DATA SUPPLIED:
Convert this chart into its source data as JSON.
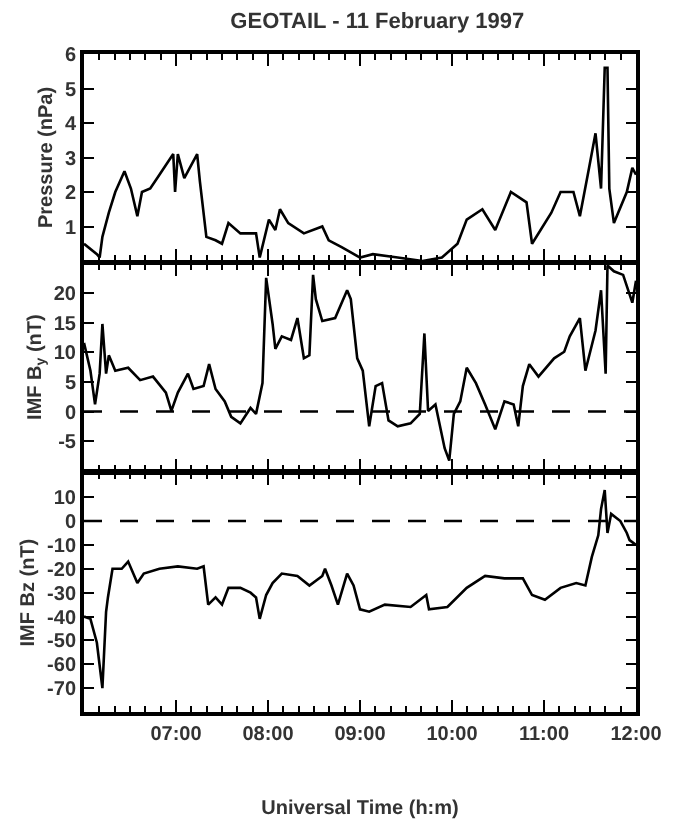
{
  "chart_data": [
    {
      "type": "line",
      "title": "GEOTAIL - 11 February 1997",
      "ylabel": "Pressure (nPa)",
      "color": "#000000",
      "tick_labels": "y",
      "xlim": [
        6,
        12
      ],
      "ylim": [
        0,
        6
      ],
      "yticks": [
        1,
        2,
        3,
        4,
        5,
        6
      ],
      "x": [
        6.0,
        6.14,
        6.17,
        6.2,
        6.27,
        6.34,
        6.44,
        6.51,
        6.58,
        6.63,
        6.72,
        6.82,
        6.97,
        6.99,
        7.02,
        7.09,
        7.23,
        7.26,
        7.33,
        7.43,
        7.5,
        7.57,
        7.7,
        7.87,
        7.91,
        8.01,
        8.08,
        8.13,
        8.22,
        8.39,
        8.59,
        8.66,
        8.8,
        9.0,
        9.14,
        9.41,
        9.68,
        9.89,
        10.06,
        10.16,
        10.33,
        10.47,
        10.64,
        10.81,
        10.87,
        11.08,
        11.18,
        11.32,
        11.39,
        11.49,
        11.56,
        11.62,
        11.66,
        11.69,
        11.71,
        11.76,
        11.9,
        11.96,
        12.0
      ],
      "values": [
        0.5,
        0.2,
        0.1,
        0.7,
        1.4,
        2.0,
        2.6,
        2.1,
        1.3,
        2.0,
        2.1,
        2.5,
        3.1,
        2.0,
        3.1,
        2.4,
        3.1,
        2.3,
        0.7,
        0.6,
        0.5,
        1.1,
        0.8,
        0.8,
        0.1,
        1.2,
        0.9,
        1.5,
        1.1,
        0.8,
        1.0,
        0.6,
        0.4,
        0.1,
        0.2,
        0.1,
        0.0,
        0.1,
        0.5,
        1.2,
        1.5,
        0.9,
        2.0,
        1.7,
        0.5,
        1.4,
        2.0,
        2.0,
        1.3,
        2.7,
        3.7,
        2.1,
        5.6,
        5.6,
        2.1,
        1.1,
        2.0,
        2.7,
        2.5
      ]
    },
    {
      "type": "line",
      "ylabel": "IMF B$_{y}$ (nT)",
      "color": "#000000",
      "tick_labels": "y",
      "xlim": [
        6,
        12
      ],
      "ylim": [
        -10,
        25
      ],
      "yticks": [
        -5,
        0,
        5,
        10,
        15,
        20
      ],
      "ref_lines": [
        {
          "axis": "y",
          "value": 0,
          "color": "#000000",
          "line_style": "dashed"
        }
      ],
      "x": [
        6.0,
        6.07,
        6.12,
        6.17,
        6.2,
        6.24,
        6.27,
        6.34,
        6.48,
        6.61,
        6.75,
        6.89,
        6.95,
        7.02,
        7.13,
        7.19,
        7.3,
        7.36,
        7.43,
        7.53,
        7.6,
        7.7,
        7.81,
        7.87,
        7.94,
        7.98,
        8.05,
        8.08,
        8.15,
        8.25,
        8.32,
        8.39,
        8.45,
        8.49,
        8.52,
        8.59,
        8.73,
        8.86,
        8.9,
        8.97,
        9.03,
        9.1,
        9.17,
        9.24,
        9.31,
        9.41,
        9.55,
        9.65,
        9.7,
        9.74,
        9.82,
        9.92,
        9.97,
        10.02,
        10.09,
        10.16,
        10.26,
        10.36,
        10.47,
        10.57,
        10.67,
        10.72,
        10.77,
        10.84,
        10.94,
        11.11,
        11.22,
        11.28,
        11.39,
        11.45,
        11.56,
        11.62,
        11.67,
        11.69,
        11.76,
        11.86,
        11.96,
        12.0
      ],
      "values": [
        11.6,
        6.9,
        1.2,
        6.4,
        14.8,
        6.4,
        9.5,
        6.9,
        7.4,
        5.3,
        5.9,
        3.2,
        0.1,
        3.2,
        6.4,
        3.8,
        4.3,
        8.0,
        3.8,
        1.7,
        -0.9,
        -2.0,
        0.6,
        -0.4,
        4.8,
        22.6,
        14.8,
        10.6,
        12.7,
        12.1,
        15.8,
        9.0,
        9.5,
        23.1,
        19.0,
        15.3,
        15.8,
        20.5,
        19.0,
        9.0,
        6.9,
        -2.5,
        4.3,
        4.8,
        -1.5,
        -2.5,
        -2.0,
        -0.4,
        13.2,
        0.1,
        1.2,
        -6.2,
        -8.3,
        -0.4,
        1.7,
        7.4,
        4.8,
        1.2,
        -3.0,
        1.7,
        1.2,
        -2.5,
        4.3,
        8.0,
        5.9,
        9.0,
        10.1,
        12.7,
        15.8,
        6.9,
        13.7,
        20.5,
        6.4,
        24.7,
        23.7,
        23.1,
        18.4,
        22.1
      ]
    },
    {
      "type": "line",
      "ylabel": "IMF Bz (nT)",
      "xlabel": "Universal Time (h:m)",
      "color": "#000000",
      "xlim": [
        6,
        12
      ],
      "ylim": [
        -80,
        20
      ],
      "yticks": [
        -70,
        -60,
        -50,
        -40,
        -30,
        -20,
        -10,
        0,
        10
      ],
      "xticks": [
        {
          "value": 7,
          "label": "07:00"
        },
        {
          "value": 8,
          "label": "08:00"
        },
        {
          "value": 9,
          "label": "09:00"
        },
        {
          "value": 10,
          "label": "10:00"
        },
        {
          "value": 11,
          "label": "11:00"
        },
        {
          "value": 12,
          "label": "12:00"
        }
      ],
      "ref_lines": [
        {
          "axis": "y",
          "value": 0,
          "color": "#000000",
          "line_style": "dashed"
        }
      ],
      "x": [
        6.0,
        6.07,
        6.14,
        6.2,
        6.24,
        6.26,
        6.31,
        6.41,
        6.48,
        6.58,
        6.65,
        6.82,
        7.02,
        7.23,
        7.3,
        7.35,
        7.43,
        7.5,
        7.57,
        7.7,
        7.81,
        7.87,
        7.91,
        7.98,
        8.05,
        8.15,
        8.32,
        8.45,
        8.59,
        8.62,
        8.69,
        8.76,
        8.86,
        8.93,
        9.0,
        9.1,
        9.27,
        9.55,
        9.72,
        9.75,
        9.95,
        10.16,
        10.36,
        10.57,
        10.77,
        10.87,
        11.01,
        11.18,
        11.35,
        11.45,
        11.52,
        11.59,
        11.62,
        11.66,
        11.69,
        11.73,
        11.83,
        11.9,
        11.93,
        12.0
      ],
      "values": [
        -40,
        -41,
        -51,
        -70,
        -38,
        -32,
        -20,
        -20,
        -17,
        -26,
        -22,
        -20,
        -19,
        -20,
        -19,
        -35,
        -32,
        -35,
        -28,
        -28,
        -30,
        -32,
        -41,
        -31,
        -26,
        -22,
        -23,
        -27,
        -23,
        -20,
        -27,
        -35,
        -22,
        -27,
        -37,
        -38,
        -35,
        -36,
        -31,
        -37,
        -36,
        -28,
        -23,
        -24,
        -24,
        -31,
        -33,
        -28,
        -26,
        -27,
        -15,
        -6,
        5,
        13,
        -5,
        3,
        0,
        -5,
        -8,
        -10
      ]
    }
  ]
}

EXERCISE GOAL: Quote everything in the listing above exactly; pictures are the only thing to omit.

RESPONSE TO THE TASK:
Convert this chart into its source data as JSON.
{
  "chart_data": [
    {
      "type": "line",
      "title": "GEOTAIL - 11 February 1997",
      "ylabel": "Pressure (nPa)",
      "color": "#000000",
      "tick_labels": "y",
      "xlim": [
        6,
        12
      ],
      "ylim": [
        0,
        6
      ],
      "yticks": [
        1,
        2,
        3,
        4,
        5,
        6
      ],
      "x": [
        6.0,
        6.14,
        6.17,
        6.2,
        6.27,
        6.34,
        6.44,
        6.51,
        6.58,
        6.63,
        6.72,
        6.82,
        6.97,
        6.99,
        7.02,
        7.09,
        7.23,
        7.26,
        7.33,
        7.43,
        7.5,
        7.57,
        7.7,
        7.87,
        7.91,
        8.01,
        8.08,
        8.13,
        8.22,
        8.39,
        8.59,
        8.66,
        8.8,
        9.0,
        9.14,
        9.41,
        9.68,
        9.89,
        10.06,
        10.16,
        10.33,
        10.47,
        10.64,
        10.81,
        10.87,
        11.08,
        11.18,
        11.32,
        11.39,
        11.49,
        11.56,
        11.62,
        11.66,
        11.69,
        11.71,
        11.76,
        11.9,
        11.96,
        12.0
      ],
      "values": [
        0.5,
        0.2,
        0.1,
        0.7,
        1.4,
        2.0,
        2.6,
        2.1,
        1.3,
        2.0,
        2.1,
        2.5,
        3.1,
        2.0,
        3.1,
        2.4,
        3.1,
        2.3,
        0.7,
        0.6,
        0.5,
        1.1,
        0.8,
        0.8,
        0.1,
        1.2,
        0.9,
        1.5,
        1.1,
        0.8,
        1.0,
        0.6,
        0.4,
        0.1,
        0.2,
        0.1,
        0.0,
        0.1,
        0.5,
        1.2,
        1.5,
        0.9,
        2.0,
        1.7,
        0.5,
        1.4,
        2.0,
        2.0,
        1.3,
        2.7,
        3.7,
        2.1,
        5.6,
        5.6,
        2.1,
        1.1,
        2.0,
        2.7,
        2.5
      ]
    },
    {
      "type": "line",
      "ylabel": "IMF B$_{y}$ (nT)",
      "color": "#000000",
      "tick_labels": "y",
      "xlim": [
        6,
        12
      ],
      "ylim": [
        -10,
        25
      ],
      "yticks": [
        -5,
        0,
        5,
        10,
        15,
        20
      ],
      "ref_lines": [
        {
          "axis": "y",
          "value": 0,
          "color": "#000000",
          "line_style": "dashed"
        }
      ],
      "x": [
        6.0,
        6.07,
        6.12,
        6.17,
        6.2,
        6.24,
        6.27,
        6.34,
        6.48,
        6.61,
        6.75,
        6.89,
        6.95,
        7.02,
        7.13,
        7.19,
        7.3,
        7.36,
        7.43,
        7.53,
        7.6,
        7.7,
        7.81,
        7.87,
        7.94,
        7.98,
        8.05,
        8.08,
        8.15,
        8.25,
        8.32,
        8.39,
        8.45,
        8.49,
        8.52,
        8.59,
        8.73,
        8.86,
        8.9,
        8.97,
        9.03,
        9.1,
        9.17,
        9.24,
        9.31,
        9.41,
        9.55,
        9.65,
        9.7,
        9.74,
        9.82,
        9.92,
        9.97,
        10.02,
        10.09,
        10.16,
        10.26,
        10.36,
        10.47,
        10.57,
        10.67,
        10.72,
        10.77,
        10.84,
        10.94,
        11.11,
        11.22,
        11.28,
        11.39,
        11.45,
        11.56,
        11.62,
        11.67,
        11.69,
        11.76,
        11.86,
        11.96,
        12.0
      ],
      "values": [
        11.6,
        6.9,
        1.2,
        6.4,
        14.8,
        6.4,
        9.5,
        6.9,
        7.4,
        5.3,
        5.9,
        3.2,
        0.1,
        3.2,
        6.4,
        3.8,
        4.3,
        8.0,
        3.8,
        1.7,
        -0.9,
        -2.0,
        0.6,
        -0.4,
        4.8,
        22.6,
        14.8,
        10.6,
        12.7,
        12.1,
        15.8,
        9.0,
        9.5,
        23.1,
        19.0,
        15.3,
        15.8,
        20.5,
        19.0,
        9.0,
        6.9,
        -2.5,
        4.3,
        4.8,
        -1.5,
        -2.5,
        -2.0,
        -0.4,
        13.2,
        0.1,
        1.2,
        -6.2,
        -8.3,
        -0.4,
        1.7,
        7.4,
        4.8,
        1.2,
        -3.0,
        1.7,
        1.2,
        -2.5,
        4.3,
        8.0,
        5.9,
        9.0,
        10.1,
        12.7,
        15.8,
        6.9,
        13.7,
        20.5,
        6.4,
        24.7,
        23.7,
        23.1,
        18.4,
        22.1
      ]
    },
    {
      "type": "line",
      "ylabel": "IMF Bz (nT)",
      "xlabel": "Universal Time (h:m)",
      "color": "#000000",
      "xlim": [
        6,
        12
      ],
      "ylim": [
        -80,
        20
      ],
      "yticks": [
        -70,
        -60,
        -50,
        -40,
        -30,
        -20,
        -10,
        0,
        10
      ],
      "xticks": [
        {
          "value": 7,
          "label": "07:00"
        },
        {
          "value": 8,
          "label": "08:00"
        },
        {
          "value": 9,
          "label": "09:00"
        },
        {
          "value": 10,
          "label": "10:00"
        },
        {
          "value": 11,
          "label": "11:00"
        },
        {
          "value": 12,
          "label": "12:00"
        }
      ],
      "ref_lines": [
        {
          "axis": "y",
          "value": 0,
          "color": "#000000",
          "line_style": "dashed"
        }
      ],
      "x": [
        6.0,
        6.07,
        6.14,
        6.2,
        6.24,
        6.26,
        6.31,
        6.41,
        6.48,
        6.58,
        6.65,
        6.82,
        7.02,
        7.23,
        7.3,
        7.35,
        7.43,
        7.5,
        7.57,
        7.7,
        7.81,
        7.87,
        7.91,
        7.98,
        8.05,
        8.15,
        8.32,
        8.45,
        8.59,
        8.62,
        8.69,
        8.76,
        8.86,
        8.93,
        9.0,
        9.1,
        9.27,
        9.55,
        9.72,
        9.75,
        9.95,
        10.16,
        10.36,
        10.57,
        10.77,
        10.87,
        11.01,
        11.18,
        11.35,
        11.45,
        11.52,
        11.59,
        11.62,
        11.66,
        11.69,
        11.73,
        11.83,
        11.9,
        11.93,
        12.0
      ],
      "values": [
        -40,
        -41,
        -51,
        -70,
        -38,
        -32,
        -20,
        -20,
        -17,
        -26,
        -22,
        -20,
        -19,
        -20,
        -19,
        -35,
        -32,
        -35,
        -28,
        -28,
        -30,
        -32,
        -41,
        -31,
        -26,
        -22,
        -23,
        -27,
        -23,
        -20,
        -27,
        -35,
        -22,
        -27,
        -37,
        -38,
        -35,
        -36,
        -31,
        -37,
        -36,
        -28,
        -23,
        -24,
        -24,
        -31,
        -33,
        -28,
        -26,
        -27,
        -15,
        -6,
        5,
        13,
        -5,
        3,
        0,
        -5,
        -8,
        -10
      ]
    }
  ]
}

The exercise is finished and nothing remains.